====== ROWS ======

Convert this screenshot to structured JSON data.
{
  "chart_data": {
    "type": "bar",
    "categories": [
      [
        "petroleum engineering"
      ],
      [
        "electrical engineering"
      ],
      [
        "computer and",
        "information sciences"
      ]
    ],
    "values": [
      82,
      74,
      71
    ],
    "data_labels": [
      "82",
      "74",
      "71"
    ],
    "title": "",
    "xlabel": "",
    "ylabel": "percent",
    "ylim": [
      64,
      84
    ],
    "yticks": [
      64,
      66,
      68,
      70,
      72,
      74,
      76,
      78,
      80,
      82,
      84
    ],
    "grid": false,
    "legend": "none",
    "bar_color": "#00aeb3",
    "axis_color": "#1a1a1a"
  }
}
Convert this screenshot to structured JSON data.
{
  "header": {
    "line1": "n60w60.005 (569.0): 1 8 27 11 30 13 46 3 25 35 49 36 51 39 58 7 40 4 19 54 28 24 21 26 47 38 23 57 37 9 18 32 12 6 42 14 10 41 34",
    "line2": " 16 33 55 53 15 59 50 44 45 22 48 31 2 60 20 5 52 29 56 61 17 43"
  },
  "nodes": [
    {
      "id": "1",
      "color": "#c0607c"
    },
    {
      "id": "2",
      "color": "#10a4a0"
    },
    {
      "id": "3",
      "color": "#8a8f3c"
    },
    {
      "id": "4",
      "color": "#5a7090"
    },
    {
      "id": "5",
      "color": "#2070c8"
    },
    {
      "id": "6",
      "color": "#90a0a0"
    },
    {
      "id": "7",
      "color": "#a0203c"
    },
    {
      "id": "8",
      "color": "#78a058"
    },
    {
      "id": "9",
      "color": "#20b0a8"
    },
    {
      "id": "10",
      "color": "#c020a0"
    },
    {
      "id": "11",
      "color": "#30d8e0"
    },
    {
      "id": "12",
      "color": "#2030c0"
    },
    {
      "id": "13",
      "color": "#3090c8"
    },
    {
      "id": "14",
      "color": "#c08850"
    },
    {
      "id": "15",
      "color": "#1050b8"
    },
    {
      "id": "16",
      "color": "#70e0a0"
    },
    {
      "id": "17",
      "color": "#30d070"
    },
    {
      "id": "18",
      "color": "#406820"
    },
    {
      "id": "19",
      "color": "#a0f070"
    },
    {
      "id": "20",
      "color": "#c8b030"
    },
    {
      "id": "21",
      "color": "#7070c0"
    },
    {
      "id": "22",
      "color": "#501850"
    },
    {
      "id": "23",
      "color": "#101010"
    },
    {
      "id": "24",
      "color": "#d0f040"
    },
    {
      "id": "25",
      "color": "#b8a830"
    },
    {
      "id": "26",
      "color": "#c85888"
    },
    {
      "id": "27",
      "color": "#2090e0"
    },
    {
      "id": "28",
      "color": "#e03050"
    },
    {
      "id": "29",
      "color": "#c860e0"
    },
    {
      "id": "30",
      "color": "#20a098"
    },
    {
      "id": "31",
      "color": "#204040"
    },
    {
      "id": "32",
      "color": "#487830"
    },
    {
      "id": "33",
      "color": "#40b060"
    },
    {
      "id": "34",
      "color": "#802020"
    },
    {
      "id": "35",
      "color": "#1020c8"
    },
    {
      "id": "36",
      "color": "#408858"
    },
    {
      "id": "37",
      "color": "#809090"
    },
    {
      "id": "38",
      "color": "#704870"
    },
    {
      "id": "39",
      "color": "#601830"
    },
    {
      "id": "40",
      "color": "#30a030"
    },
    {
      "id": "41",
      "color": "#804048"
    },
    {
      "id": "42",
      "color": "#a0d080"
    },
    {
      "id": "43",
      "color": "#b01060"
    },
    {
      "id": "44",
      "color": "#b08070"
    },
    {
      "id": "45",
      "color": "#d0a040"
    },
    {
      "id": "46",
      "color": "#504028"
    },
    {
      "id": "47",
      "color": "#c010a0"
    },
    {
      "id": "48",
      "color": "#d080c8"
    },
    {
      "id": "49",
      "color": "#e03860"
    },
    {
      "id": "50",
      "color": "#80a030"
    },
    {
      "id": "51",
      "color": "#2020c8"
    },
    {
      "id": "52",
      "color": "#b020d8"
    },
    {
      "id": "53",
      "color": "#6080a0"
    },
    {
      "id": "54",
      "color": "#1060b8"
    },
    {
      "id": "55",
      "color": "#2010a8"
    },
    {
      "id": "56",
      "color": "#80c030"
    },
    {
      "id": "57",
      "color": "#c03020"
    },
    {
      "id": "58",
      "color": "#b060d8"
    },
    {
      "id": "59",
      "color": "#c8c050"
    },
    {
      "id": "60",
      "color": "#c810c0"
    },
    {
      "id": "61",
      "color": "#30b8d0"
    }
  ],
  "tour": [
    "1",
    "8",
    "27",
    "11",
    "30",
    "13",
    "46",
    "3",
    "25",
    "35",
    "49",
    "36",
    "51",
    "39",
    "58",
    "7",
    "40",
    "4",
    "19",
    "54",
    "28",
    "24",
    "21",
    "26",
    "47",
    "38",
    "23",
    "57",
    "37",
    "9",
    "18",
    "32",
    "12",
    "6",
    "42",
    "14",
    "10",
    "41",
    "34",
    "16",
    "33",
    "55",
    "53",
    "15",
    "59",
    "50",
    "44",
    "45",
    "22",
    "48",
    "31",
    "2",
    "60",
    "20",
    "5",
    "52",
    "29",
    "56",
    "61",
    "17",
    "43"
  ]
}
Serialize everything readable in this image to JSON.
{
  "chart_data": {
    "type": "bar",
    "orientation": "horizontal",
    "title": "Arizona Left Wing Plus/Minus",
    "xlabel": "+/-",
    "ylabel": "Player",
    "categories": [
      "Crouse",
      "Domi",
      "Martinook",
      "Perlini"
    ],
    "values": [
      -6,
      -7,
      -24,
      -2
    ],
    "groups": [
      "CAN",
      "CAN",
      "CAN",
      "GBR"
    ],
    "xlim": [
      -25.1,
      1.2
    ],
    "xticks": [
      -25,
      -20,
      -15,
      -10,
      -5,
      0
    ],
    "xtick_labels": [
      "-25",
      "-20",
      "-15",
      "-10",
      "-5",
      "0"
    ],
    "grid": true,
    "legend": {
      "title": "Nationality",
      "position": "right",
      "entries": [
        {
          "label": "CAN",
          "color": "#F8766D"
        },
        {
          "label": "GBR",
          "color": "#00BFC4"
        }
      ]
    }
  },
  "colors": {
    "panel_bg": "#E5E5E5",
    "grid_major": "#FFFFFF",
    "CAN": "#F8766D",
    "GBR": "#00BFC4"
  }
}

======
====== ROWS ======

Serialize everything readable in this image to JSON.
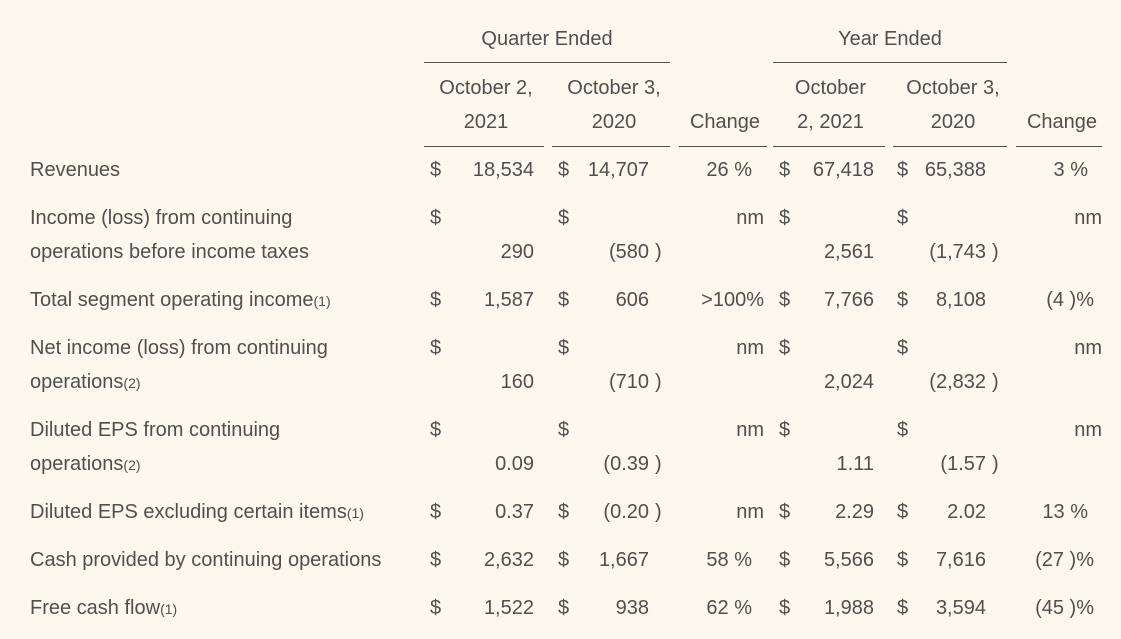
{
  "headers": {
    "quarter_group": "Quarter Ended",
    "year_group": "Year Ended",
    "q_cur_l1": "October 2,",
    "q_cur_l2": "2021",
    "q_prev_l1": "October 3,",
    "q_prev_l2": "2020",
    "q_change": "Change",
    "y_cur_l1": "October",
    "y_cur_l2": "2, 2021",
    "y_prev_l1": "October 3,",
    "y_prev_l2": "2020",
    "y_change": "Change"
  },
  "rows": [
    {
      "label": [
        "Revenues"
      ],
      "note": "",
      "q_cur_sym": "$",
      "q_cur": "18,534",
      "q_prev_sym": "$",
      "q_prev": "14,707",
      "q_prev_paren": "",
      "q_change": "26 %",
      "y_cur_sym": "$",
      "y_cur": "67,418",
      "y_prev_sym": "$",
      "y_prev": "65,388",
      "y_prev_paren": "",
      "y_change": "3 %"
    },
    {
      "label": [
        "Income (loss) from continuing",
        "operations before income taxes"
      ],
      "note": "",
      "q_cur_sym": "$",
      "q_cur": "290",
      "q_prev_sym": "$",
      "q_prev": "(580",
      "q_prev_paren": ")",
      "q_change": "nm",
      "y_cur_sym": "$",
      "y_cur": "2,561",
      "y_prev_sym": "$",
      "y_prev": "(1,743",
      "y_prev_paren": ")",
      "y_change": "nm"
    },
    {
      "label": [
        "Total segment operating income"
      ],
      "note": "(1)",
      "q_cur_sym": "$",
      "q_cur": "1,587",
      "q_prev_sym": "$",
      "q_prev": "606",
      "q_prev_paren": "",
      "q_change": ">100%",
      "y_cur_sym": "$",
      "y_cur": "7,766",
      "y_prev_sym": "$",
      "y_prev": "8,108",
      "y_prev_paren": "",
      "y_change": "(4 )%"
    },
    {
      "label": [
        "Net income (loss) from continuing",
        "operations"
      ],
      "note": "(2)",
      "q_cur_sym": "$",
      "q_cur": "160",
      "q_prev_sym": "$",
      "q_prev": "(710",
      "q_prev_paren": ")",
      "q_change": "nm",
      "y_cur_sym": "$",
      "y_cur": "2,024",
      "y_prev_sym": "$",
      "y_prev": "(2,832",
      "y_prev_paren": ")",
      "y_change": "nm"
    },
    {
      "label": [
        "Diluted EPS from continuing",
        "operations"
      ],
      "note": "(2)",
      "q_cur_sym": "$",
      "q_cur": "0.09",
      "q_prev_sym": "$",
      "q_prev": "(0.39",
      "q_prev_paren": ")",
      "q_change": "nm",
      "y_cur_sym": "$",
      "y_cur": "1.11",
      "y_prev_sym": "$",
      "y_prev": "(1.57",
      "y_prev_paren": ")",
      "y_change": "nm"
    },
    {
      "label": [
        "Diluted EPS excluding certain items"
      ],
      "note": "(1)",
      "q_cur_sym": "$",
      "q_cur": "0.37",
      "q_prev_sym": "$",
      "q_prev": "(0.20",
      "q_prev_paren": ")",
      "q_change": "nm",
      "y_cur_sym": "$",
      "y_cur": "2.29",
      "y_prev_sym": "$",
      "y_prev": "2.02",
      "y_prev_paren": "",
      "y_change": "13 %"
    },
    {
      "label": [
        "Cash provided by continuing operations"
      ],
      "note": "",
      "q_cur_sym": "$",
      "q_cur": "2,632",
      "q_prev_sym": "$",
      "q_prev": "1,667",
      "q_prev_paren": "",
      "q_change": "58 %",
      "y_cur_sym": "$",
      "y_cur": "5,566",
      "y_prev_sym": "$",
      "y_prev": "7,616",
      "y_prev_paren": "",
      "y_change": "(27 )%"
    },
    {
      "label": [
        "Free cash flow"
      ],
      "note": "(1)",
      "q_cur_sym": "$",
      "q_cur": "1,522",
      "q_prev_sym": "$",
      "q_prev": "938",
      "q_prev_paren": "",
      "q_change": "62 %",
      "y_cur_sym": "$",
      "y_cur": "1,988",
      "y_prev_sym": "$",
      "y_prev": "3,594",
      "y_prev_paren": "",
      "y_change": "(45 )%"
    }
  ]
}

======
====== ROWS ======

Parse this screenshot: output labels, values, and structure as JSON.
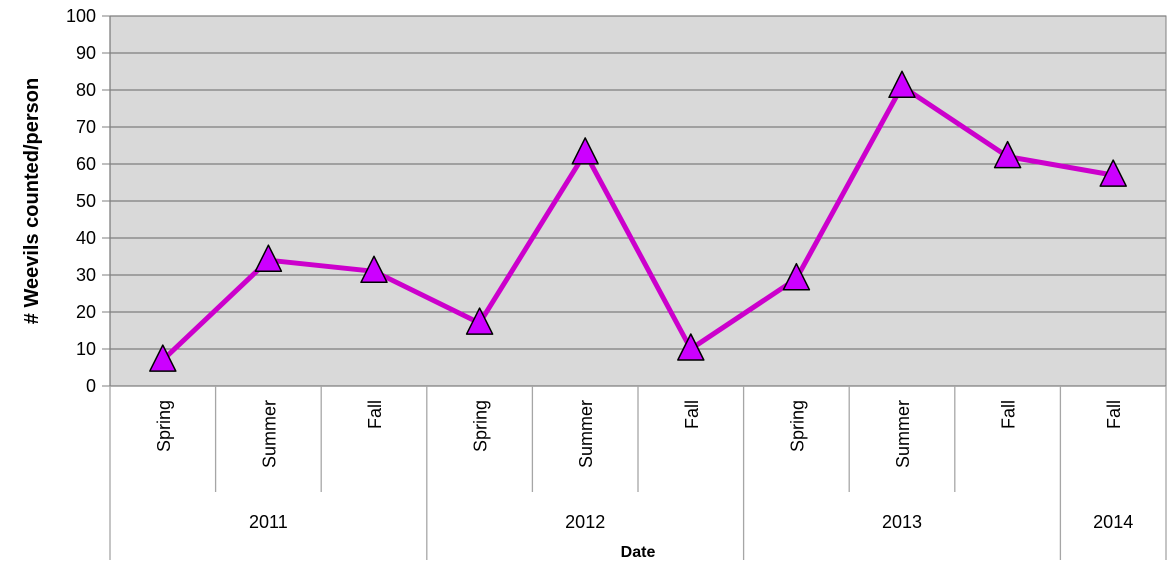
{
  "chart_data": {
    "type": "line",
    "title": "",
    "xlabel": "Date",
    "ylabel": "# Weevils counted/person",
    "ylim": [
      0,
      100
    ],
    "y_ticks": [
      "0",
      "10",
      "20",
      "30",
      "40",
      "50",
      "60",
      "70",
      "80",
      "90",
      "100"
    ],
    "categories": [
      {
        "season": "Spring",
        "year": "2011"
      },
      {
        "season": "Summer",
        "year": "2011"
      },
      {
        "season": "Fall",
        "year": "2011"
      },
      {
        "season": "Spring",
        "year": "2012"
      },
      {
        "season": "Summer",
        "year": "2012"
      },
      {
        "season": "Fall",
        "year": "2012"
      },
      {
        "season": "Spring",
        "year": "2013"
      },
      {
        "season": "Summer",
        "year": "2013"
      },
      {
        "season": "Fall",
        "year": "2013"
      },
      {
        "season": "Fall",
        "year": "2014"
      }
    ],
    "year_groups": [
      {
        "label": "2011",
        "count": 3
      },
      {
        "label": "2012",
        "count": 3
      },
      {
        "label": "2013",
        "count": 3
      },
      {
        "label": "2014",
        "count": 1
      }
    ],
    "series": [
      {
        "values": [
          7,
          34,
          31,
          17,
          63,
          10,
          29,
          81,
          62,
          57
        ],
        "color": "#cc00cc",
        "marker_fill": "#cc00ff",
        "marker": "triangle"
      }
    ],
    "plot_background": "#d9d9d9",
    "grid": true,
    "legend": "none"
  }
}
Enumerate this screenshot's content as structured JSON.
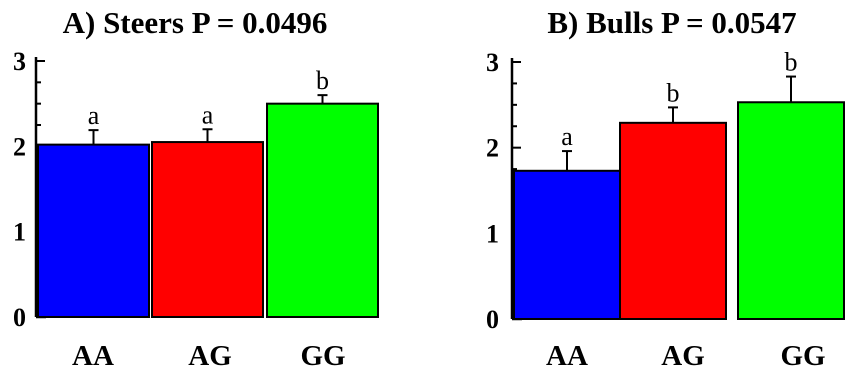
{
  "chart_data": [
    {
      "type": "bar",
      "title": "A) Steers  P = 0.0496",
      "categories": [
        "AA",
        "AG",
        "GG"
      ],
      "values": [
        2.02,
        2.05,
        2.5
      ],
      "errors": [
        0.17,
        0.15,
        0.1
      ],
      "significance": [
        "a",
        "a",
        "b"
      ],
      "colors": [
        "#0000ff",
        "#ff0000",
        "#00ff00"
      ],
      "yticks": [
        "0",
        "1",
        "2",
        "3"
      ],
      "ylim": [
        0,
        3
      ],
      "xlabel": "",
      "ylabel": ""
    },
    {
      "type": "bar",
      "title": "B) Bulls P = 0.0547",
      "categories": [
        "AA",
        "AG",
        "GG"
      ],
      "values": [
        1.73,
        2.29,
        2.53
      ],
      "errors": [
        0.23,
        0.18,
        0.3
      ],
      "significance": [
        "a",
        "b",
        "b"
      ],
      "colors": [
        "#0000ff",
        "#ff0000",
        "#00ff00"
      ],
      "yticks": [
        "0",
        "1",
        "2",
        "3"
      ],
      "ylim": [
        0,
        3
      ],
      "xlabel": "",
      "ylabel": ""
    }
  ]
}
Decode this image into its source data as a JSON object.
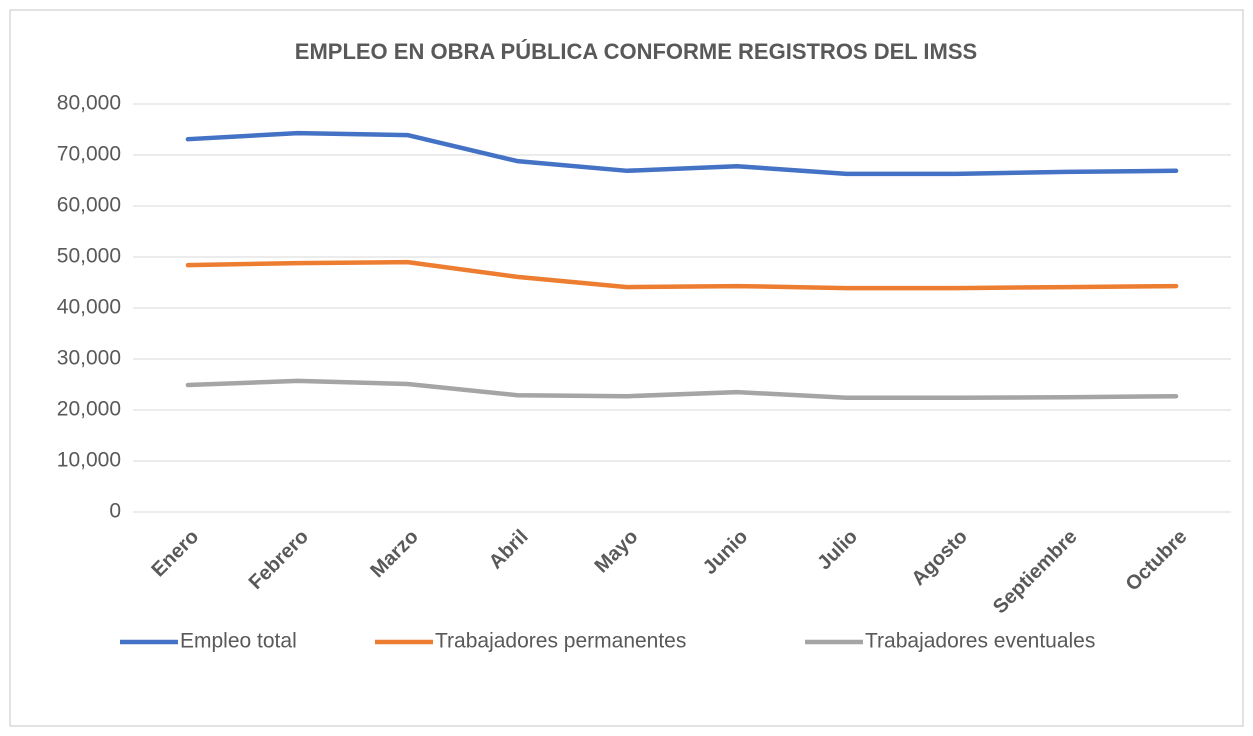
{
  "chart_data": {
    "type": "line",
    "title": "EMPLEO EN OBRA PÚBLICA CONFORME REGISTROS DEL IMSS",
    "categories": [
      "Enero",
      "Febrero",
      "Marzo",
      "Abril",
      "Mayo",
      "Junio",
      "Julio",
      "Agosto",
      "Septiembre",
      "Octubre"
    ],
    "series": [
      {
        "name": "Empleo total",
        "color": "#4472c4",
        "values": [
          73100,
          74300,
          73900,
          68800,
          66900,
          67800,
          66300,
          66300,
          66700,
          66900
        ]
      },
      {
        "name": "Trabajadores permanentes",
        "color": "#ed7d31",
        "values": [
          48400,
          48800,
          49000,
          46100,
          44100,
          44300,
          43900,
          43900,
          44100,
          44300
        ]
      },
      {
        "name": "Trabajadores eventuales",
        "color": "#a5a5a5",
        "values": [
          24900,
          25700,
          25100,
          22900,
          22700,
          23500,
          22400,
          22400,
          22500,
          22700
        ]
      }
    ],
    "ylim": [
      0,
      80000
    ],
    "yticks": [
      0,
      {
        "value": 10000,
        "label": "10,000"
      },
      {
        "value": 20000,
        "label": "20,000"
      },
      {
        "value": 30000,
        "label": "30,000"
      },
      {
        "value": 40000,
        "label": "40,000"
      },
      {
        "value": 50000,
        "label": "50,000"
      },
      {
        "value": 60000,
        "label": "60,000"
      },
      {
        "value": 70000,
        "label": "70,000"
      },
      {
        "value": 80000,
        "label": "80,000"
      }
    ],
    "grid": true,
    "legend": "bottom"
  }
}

======

> [DIRECTIONS]: Pick out the lines containing the word "operations" and show them.

> [FINISHED ANSWER]:
        "operations before income taxes"
        "operations"
        "operations"
        "Cash provided by continuing operations"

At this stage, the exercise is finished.